# Start of ITEMS

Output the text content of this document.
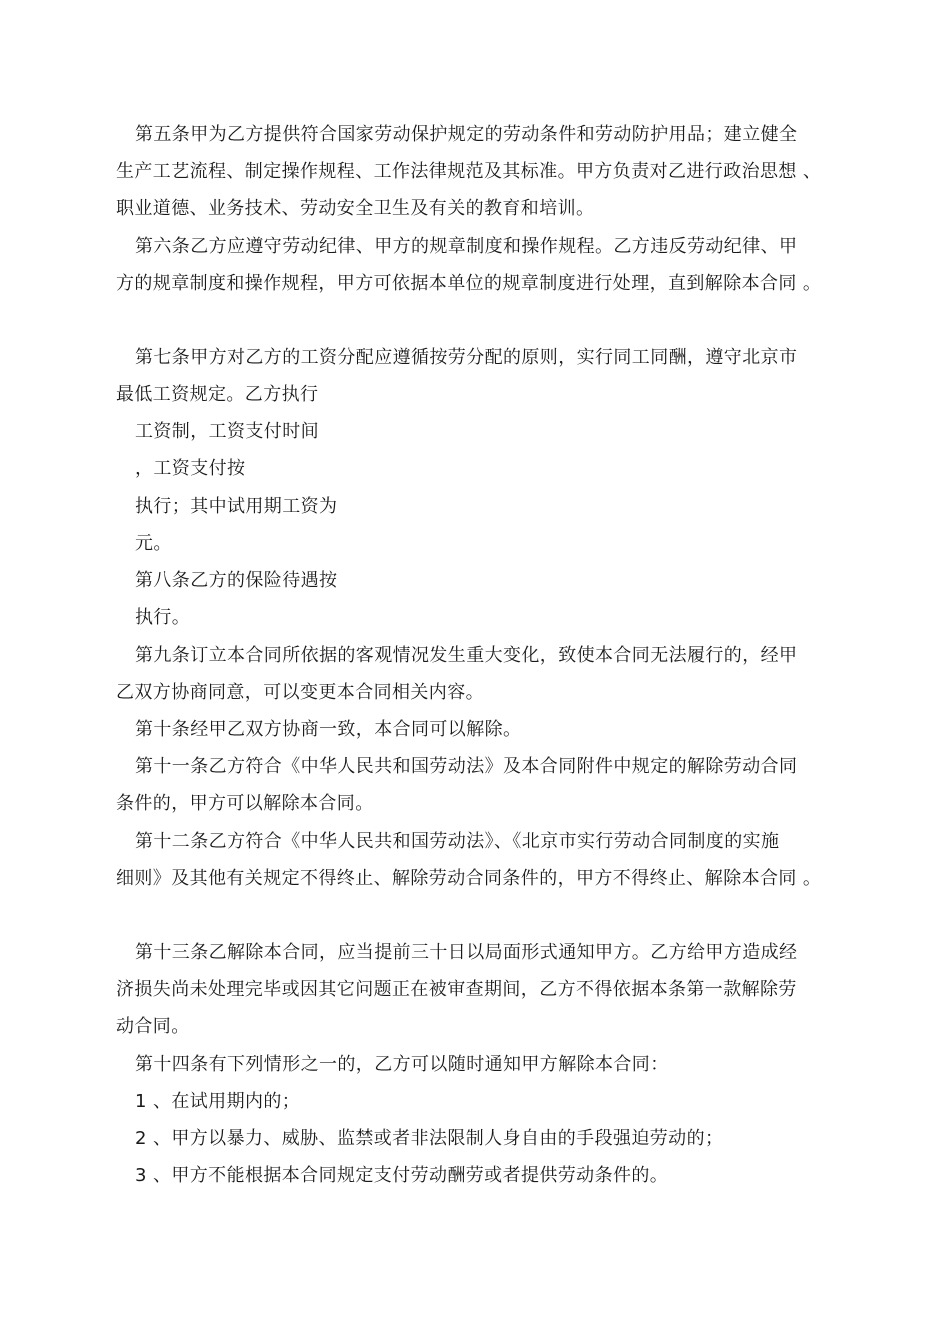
第五条甲为乙方提供符合国家劳动保护规定的劳动条件和劳动防护用品；建立健全
生产工艺流程、制定操作规程、工作法律规范及其标准。甲方负责对乙进行政治思想 、
职业道德、业务技术、劳动安全卫生及有关的教育和培训。
第六条乙方应遵守劳动纪律、甲方的规章制度和操作规程。乙方违反劳动纪律、甲
方的规章制度和操作规程，甲方可依据本单位的规章制度进行处理，直到解除本合同 。
第七条甲方对乙方的工资分配应遵循按劳分配的原则，实行同工同酬，遵守北京市
最低工资规定。乙方执行
工资制，工资支付时间
，工资支付按
执行；其中试用期工资为
元。
第八条乙方的保险待遇按
执行。
第九条订立本合同所依据的客观情况发生重大变化，致使本合同无法履行的，经甲
乙双方协商同意，可以变更本合同相关内容。
第十条经甲乙双方协商一致，本合同可以解除。
第十一条乙方符合《中华人民共和国劳动法》及本合同附件中规定的解除劳动合同
条件的，甲方可以解除本合同。
第十二条乙方符合《中华人民共和国劳动法》、《北京市实行劳动合同制度的实施
细则》及其他有关规定不得终止、解除劳动合同条件的，甲方不得终止、解除本合同 。
第十三条乙解除本合同，应当提前三十日以局面形式通知甲方。乙方给甲方造成经
济损失尚未处理完毕或因其它问题正在被审查期间，乙方不得依据本条第一款解除劳
动合同。
第十四条有下列情形之一的，乙方可以随时通知甲方解除本合同：
1 、在试用期内的；
2 、甲方以暴力、威胁、监禁或者非法限制人身自由的手段强迫劳动的；
3 、甲方不能根据本合同规定支付劳动酬劳或者提供劳动条件的。
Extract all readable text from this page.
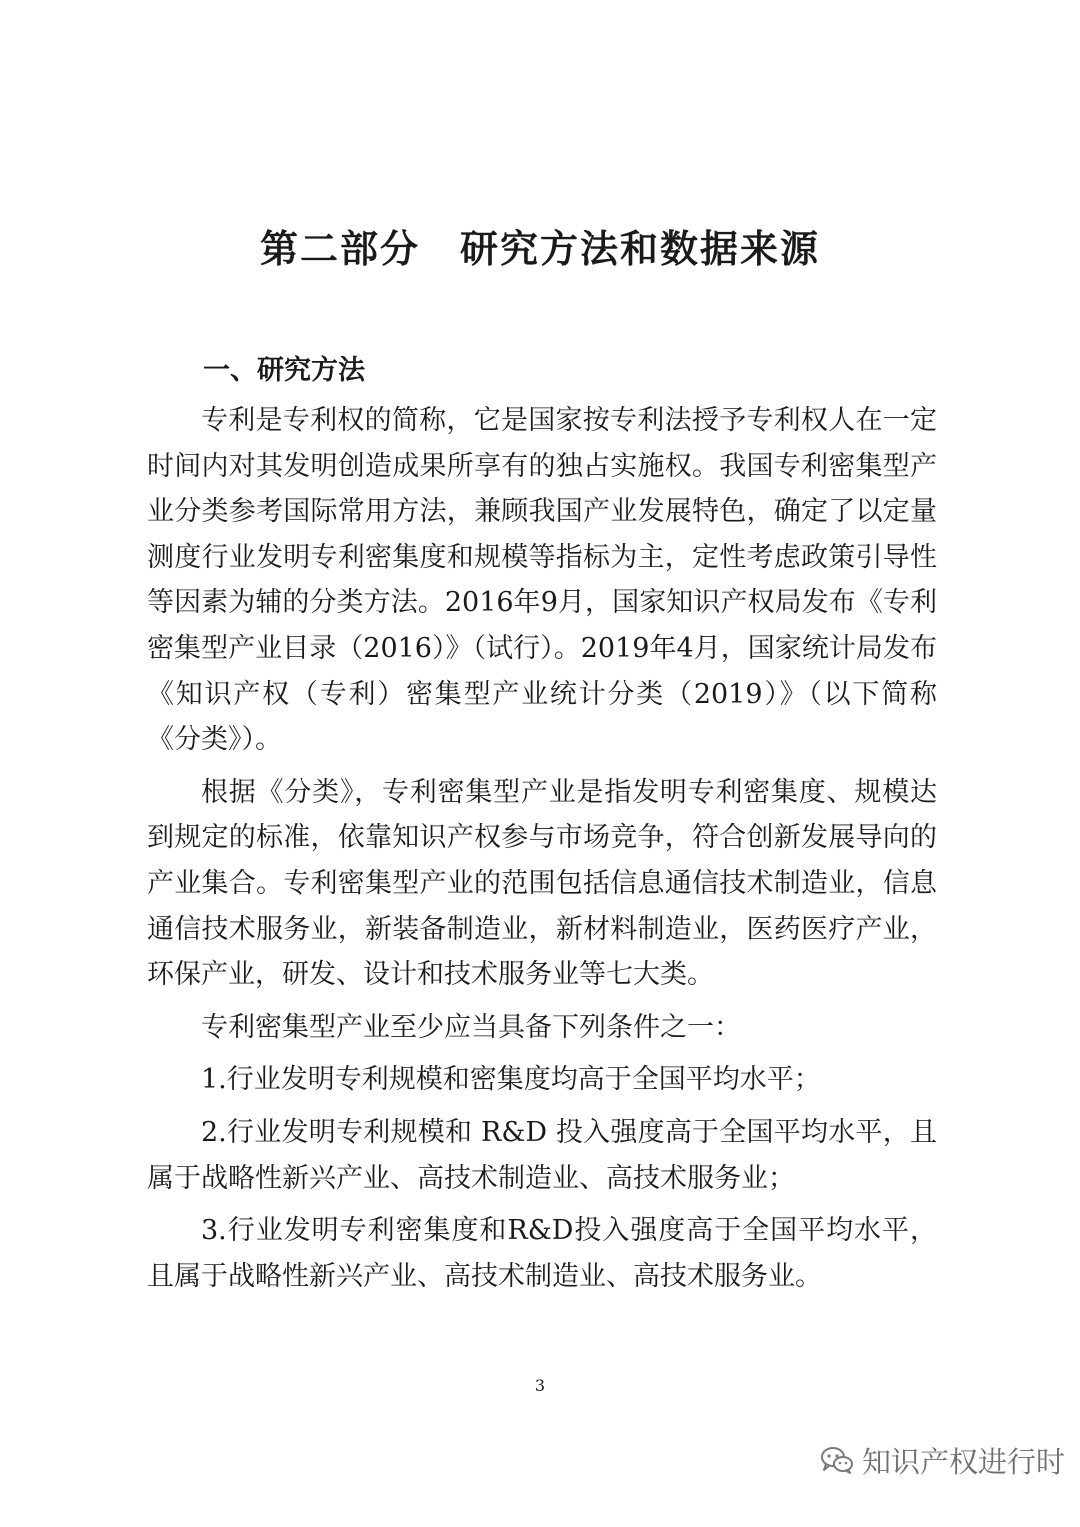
第二部分　研究方法和数据来源
一、研究方法

专利是专利权的简称，它是国家按专利法授予专利权人在一定时间内对其发明创造成果所享有的独占实施权。我国专利密集型产业分类参考国际常用方法，兼顾我国产业发展特色，确定了以定量测度行业发明专利密集度和规模等指标为主，定性考虑政策引导性等因素为辅的分类方法。2016年9月，国家知识产权局发布《专利密集型产业目录（2016）》（试行）。2019年4月，国家统计局发布《知识产权（专利）密集型产业统计分类（2019）》（以下简称《分类》）。

根据《分类》，专利密集型产业是指发明专利密集度、规模达到规定的标准，依靠知识产权参与市场竞争，符合创新发展导向的产业集合。专利密集型产业的范围包括信息通信技术制造业，信息通信技术服务业，新装备制造业，新材料制造业，医药医疗产业，环保产业，研发、设计和技术服务业等七大类。

专利密集型产业至少应当具备下列条件之一：

1.行业发明专利规模和密集度均高于全国平均水平；

2.行业发明专利规模和 R&D 投入强度高于全国平均水平，且属于战略性新兴产业、高技术制造业、高技术服务业；

3.行业发明专利密集度和R&D投入强度高于全国平均水平，且属于战略性新兴产业、高技术制造业、高技术服务业。

3
知识产权进行时
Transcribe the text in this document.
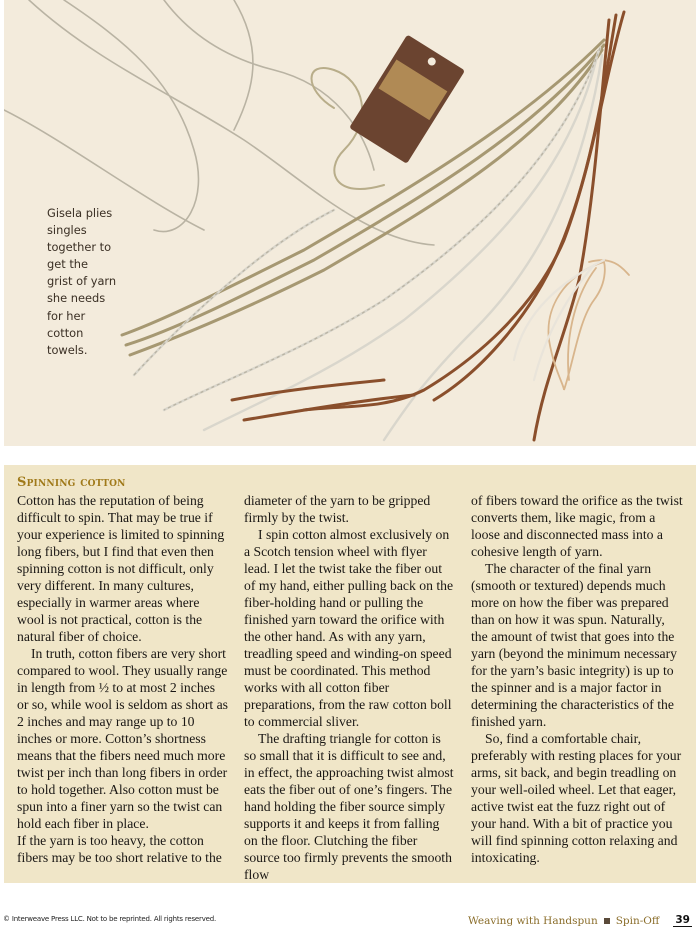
Gisela plies singles together to get the grist of yarn she needs for her cotton towels.

Spinning cotton

Cotton has the reputation of being difficult to spin. That may be true if your experience is limited to spinning long fibers, but I find that even then spinning cotton is not difficult, only very different. In many cultures, especially in warmer areas where wool is not practical, cotton is the natural fiber of choice.

In truth, cotton fibers are very short compared to wool. They usually range in length from ½ to at most 2 inches or so, while wool is seldom as short as 2 inches and may range up to 10 inches or more. Cotton’s shortness means that the fibers need much more twist per inch than long fibers in order to hold together. Also cotton must be spun into a finer yarn so the twist can hold each fiber in place.

If the yarn is too heavy, the cotton fibers may be too short relative to the

diameter of the yarn to be gripped firmly by the twist.

I spin cotton almost exclusively on a Scotch tension wheel with flyer lead. I let the twist take the fiber out of my hand, either pulling back on the fiber-holding hand or pulling the finished yarn toward the orifice with the other hand. As with any yarn, treadling speed and winding-on speed must be coordinated. This method works with all cotton fiber preparations, from the raw cotton boll to commercial sliver.

The drafting triangle for cotton is so small that it is difficult to see and, in effect, the approaching twist almost eats the fiber out of one’s fingers. The hand holding the fiber source simply supports it and keeps it from falling on the floor. Clutching the fiber source too firmly prevents the smooth flow

of fibers toward the orifice as the twist converts them, like magic, from a loose and disconnected mass into a cohesive length of yarn.

The character of the final yarn (smooth or textured) depends much more on how the fiber was prepared than on how it was spun. Naturally, the amount of twist that goes into the yarn (beyond the minimum necessary for the yarn’s basic integrity) is up to the spinner and is a major factor in determining the characteristics of the finished yarn.

So, find a comfortable chair, preferably with resting places for your arms, sit back, and begin treadling on your well-oiled wheel. Let that eager, active twist eat the fuzz right out of your hand. With a bit of practice you will find spinning cotton relaxing and intoxicating.

© Interweave Press LLC. Not to be reprinted. All rights reserved.	Weaving with Handspun Spin-Off 39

# End of ITEMS

GIVEN EXERCISE. In the records above, collect each line with "高技术服务业".

THE REPLY.
2.行业发明专利规模和 R&D 投入强度高于全国平均水平，且属于战略性新兴产业、高技术制造业、高技术服务业；
3.行业发明专利密集度和R&D投入强度高于全国平均水平，且属于战略性新兴产业、高技术制造业、高技术服务业。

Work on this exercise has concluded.